▸ Stated goal
Your task is to copy every line of the entries that contains "工程设计".

▸ Task inputs
---*---
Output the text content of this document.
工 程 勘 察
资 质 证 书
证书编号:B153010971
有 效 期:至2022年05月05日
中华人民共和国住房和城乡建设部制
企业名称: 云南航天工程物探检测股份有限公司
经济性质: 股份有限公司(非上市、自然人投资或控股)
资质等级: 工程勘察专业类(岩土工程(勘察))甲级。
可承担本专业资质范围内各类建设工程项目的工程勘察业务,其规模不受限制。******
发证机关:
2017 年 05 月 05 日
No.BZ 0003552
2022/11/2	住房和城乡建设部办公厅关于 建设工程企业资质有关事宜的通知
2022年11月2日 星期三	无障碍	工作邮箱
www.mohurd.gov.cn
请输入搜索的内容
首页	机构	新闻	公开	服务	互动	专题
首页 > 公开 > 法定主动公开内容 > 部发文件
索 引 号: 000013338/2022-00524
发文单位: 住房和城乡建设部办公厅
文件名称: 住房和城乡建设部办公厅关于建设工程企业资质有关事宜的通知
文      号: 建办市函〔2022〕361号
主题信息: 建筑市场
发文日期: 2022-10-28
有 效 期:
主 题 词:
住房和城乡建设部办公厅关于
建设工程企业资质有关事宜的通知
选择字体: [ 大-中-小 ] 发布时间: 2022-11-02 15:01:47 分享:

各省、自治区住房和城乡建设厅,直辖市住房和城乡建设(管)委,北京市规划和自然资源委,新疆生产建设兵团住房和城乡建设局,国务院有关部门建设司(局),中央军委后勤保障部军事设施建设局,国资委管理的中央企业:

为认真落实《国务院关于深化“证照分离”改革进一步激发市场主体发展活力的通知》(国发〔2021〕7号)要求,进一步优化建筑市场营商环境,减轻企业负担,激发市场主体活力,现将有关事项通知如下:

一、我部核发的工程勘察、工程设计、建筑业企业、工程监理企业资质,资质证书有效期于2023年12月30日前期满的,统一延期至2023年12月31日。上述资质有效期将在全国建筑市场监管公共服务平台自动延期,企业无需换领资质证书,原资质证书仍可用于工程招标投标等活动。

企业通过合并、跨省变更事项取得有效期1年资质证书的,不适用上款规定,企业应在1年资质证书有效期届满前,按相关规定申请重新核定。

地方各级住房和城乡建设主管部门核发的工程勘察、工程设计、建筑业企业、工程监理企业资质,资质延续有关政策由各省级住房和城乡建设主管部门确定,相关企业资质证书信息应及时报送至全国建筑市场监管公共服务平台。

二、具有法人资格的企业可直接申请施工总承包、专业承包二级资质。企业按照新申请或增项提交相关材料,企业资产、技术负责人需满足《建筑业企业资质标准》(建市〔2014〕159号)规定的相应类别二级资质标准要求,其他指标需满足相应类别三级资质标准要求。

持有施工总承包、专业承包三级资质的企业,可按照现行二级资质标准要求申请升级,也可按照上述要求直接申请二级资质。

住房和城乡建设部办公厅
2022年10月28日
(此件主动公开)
---*---
▸ Answer
一、我部核发的工程勘察、工程设计、建筑业企业、工程监理企业资质,资质证书有效期于2023年12月30日前期满的,统一延期至2023年12月31日。上述资质有效期将在全国建筑市场监管公共服务平台自动延期,企业无需换领资质证书,原资质证书仍可用于工程招标投标等活动。
地方各级住房和城乡建设主管部门核发的工程勘察、工程设计、建筑业企业、工程监理企业资质,资质延续有关政策由各省级住房和城乡建设主管部门确定,相关企业资质证书信息应及时报送至全国建筑市场监管公共服务平台。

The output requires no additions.